■ Description of the task ■
All of the data that follows should be retyped exactly, please, except the pictures.

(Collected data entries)
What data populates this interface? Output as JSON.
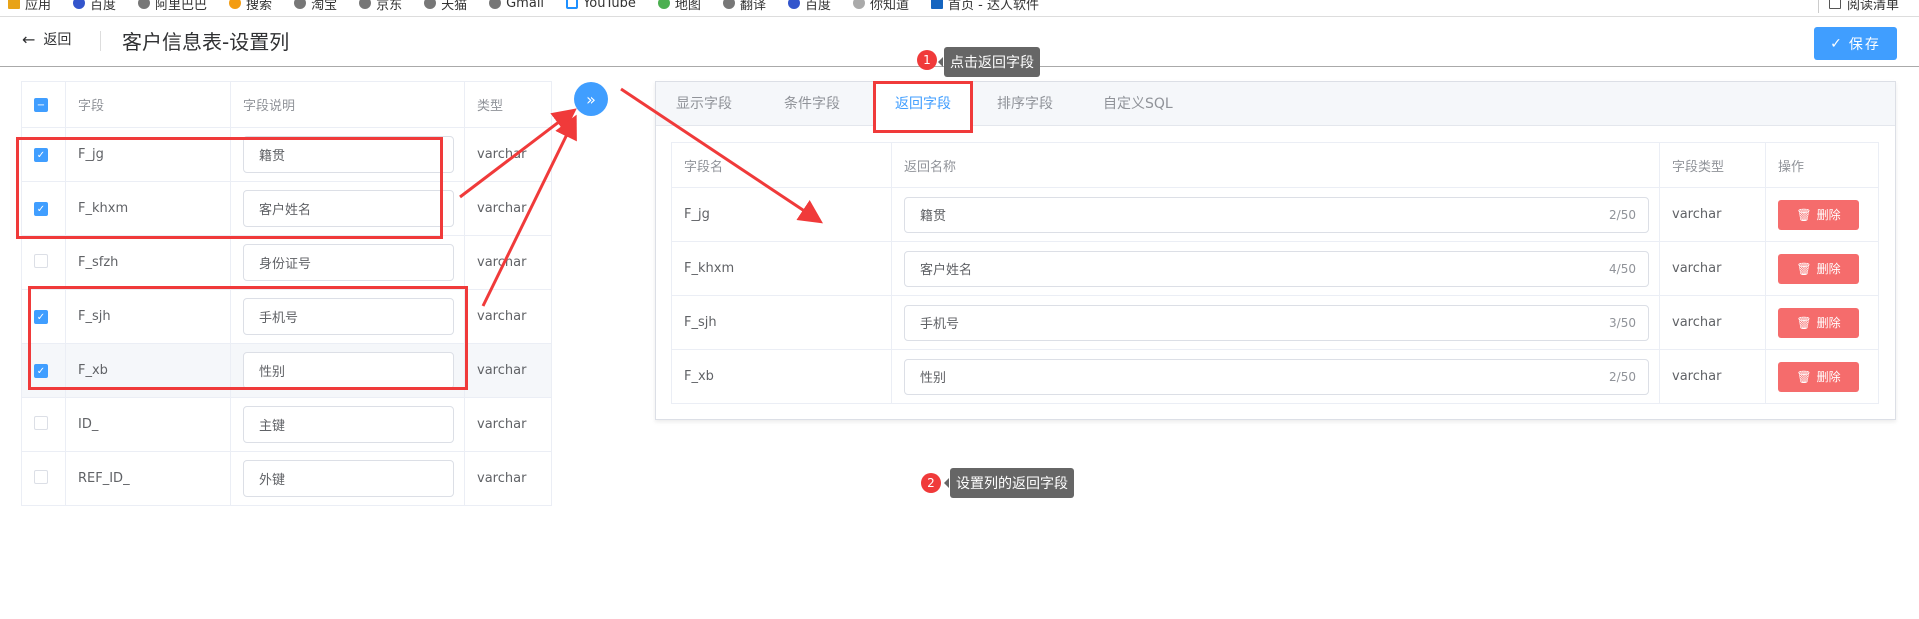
{
  "bookmarks": [
    "应用",
    "百度",
    "阿里巴巴",
    "搜索",
    "淘宝",
    "京东",
    "天猫",
    "Gmail",
    "YouTube",
    "地图",
    "翻译",
    "百度",
    "你知道",
    "首页 - 达人软件"
  ],
  "reading_list": "阅读清单",
  "header": {
    "back": "返回",
    "title": "客户信息表-设置列",
    "save": "保存"
  },
  "left_table": {
    "headers": [
      "字段",
      "字段说明",
      "类型"
    ],
    "rows": [
      {
        "checked": true,
        "field": "F_jg",
        "desc": "籍贯",
        "type": "varchar"
      },
      {
        "checked": true,
        "field": "F_khxm",
        "desc": "客户姓名",
        "type": "varchar"
      },
      {
        "checked": false,
        "field": "F_sfzh",
        "desc": "身份证号",
        "type": "varchar"
      },
      {
        "checked": true,
        "field": "F_sjh",
        "desc": "手机号",
        "type": "varchar"
      },
      {
        "checked": true,
        "field": "F_xb",
        "desc": "性别",
        "type": "varchar"
      },
      {
        "checked": false,
        "field": "ID_",
        "desc": "主键",
        "type": "varchar"
      },
      {
        "checked": false,
        "field": "REF_ID_",
        "desc": "外键",
        "type": "varchar"
      }
    ]
  },
  "transfer_icon": "double-chevron-right",
  "tabs": [
    {
      "label": "显示字段"
    },
    {
      "label": "条件字段"
    },
    {
      "label": "返回字段",
      "active": true
    },
    {
      "label": "排序字段"
    },
    {
      "label": "自定义SQL"
    }
  ],
  "right_table": {
    "headers": [
      "字段名",
      "返回名称",
      "字段类型",
      "操作"
    ],
    "delete_label": "删除",
    "rows": [
      {
        "field": "F_jg",
        "name": "籍贯",
        "count": "2/50",
        "type": "varchar"
      },
      {
        "field": "F_khxm",
        "name": "客户姓名",
        "count": "4/50",
        "type": "varchar"
      },
      {
        "field": "F_sjh",
        "name": "手机号",
        "count": "3/50",
        "type": "varchar"
      },
      {
        "field": "F_xb",
        "name": "性别",
        "count": "2/50",
        "type": "varchar"
      }
    ]
  },
  "annotations": [
    {
      "num": "1",
      "text": "点击返回字段"
    },
    {
      "num": "2",
      "text": "设置列的返回字段"
    }
  ],
  "colors": {
    "primary": "#409eff",
    "danger": "#f56c6c",
    "annotation": "#f03a3a"
  }
}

■ Expected answer ■
What data populates this interface? Output as JSON.
{
  "bookmarks": [
    "应用",
    "百度",
    "阿里巴巴",
    "搜索",
    "淘宝",
    "京东",
    "天猫",
    "Gmail",
    "YouTube",
    "地图",
    "翻译",
    "百度",
    "你知道",
    "首页 - 达人软件"
  ],
  "reading_list": "阅读清单",
  "header": {
    "back": "返回",
    "title": "客户信息表-设置列",
    "save": "保存"
  },
  "left_table": {
    "headers": [
      "字段",
      "字段说明",
      "类型"
    ],
    "rows": [
      {
        "checked": true,
        "field": "F_jg",
        "desc": "籍贯",
        "type": "varchar"
      },
      {
        "checked": true,
        "field": "F_khxm",
        "desc": "客户姓名",
        "type": "varchar"
      },
      {
        "checked": false,
        "field": "F_sfzh",
        "desc": "身份证号",
        "type": "varchar"
      },
      {
        "checked": true,
        "field": "F_sjh",
        "desc": "手机号",
        "type": "varchar"
      },
      {
        "checked": true,
        "field": "F_xb",
        "desc": "性别",
        "type": "varchar"
      },
      {
        "checked": false,
        "field": "ID_",
        "desc": "主键",
        "type": "varchar"
      },
      {
        "checked": false,
        "field": "REF_ID_",
        "desc": "外键",
        "type": "varchar"
      }
    ]
  },
  "transfer_icon": "double-chevron-right",
  "tabs": [
    {
      "label": "显示字段"
    },
    {
      "label": "条件字段"
    },
    {
      "label": "返回字段",
      "active": true
    },
    {
      "label": "排序字段"
    },
    {
      "label": "自定义SQL"
    }
  ],
  "right_table": {
    "headers": [
      "字段名",
      "返回名称",
      "字段类型",
      "操作"
    ],
    "delete_label": "删除",
    "rows": [
      {
        "field": "F_jg",
        "name": "籍贯",
        "count": "2/50",
        "type": "varchar"
      },
      {
        "field": "F_khxm",
        "name": "客户姓名",
        "count": "4/50",
        "type": "varchar"
      },
      {
        "field": "F_sjh",
        "name": "手机号",
        "count": "3/50",
        "type": "varchar"
      },
      {
        "field": "F_xb",
        "name": "性别",
        "count": "2/50",
        "type": "varchar"
      }
    ]
  },
  "annotations": [
    {
      "num": "1",
      "text": "点击返回字段"
    },
    {
      "num": "2",
      "text": "设置列的返回字段"
    }
  ],
  "colors": {
    "primary": "#409eff",
    "danger": "#f56c6c",
    "annotation": "#f03a3a"
  }
}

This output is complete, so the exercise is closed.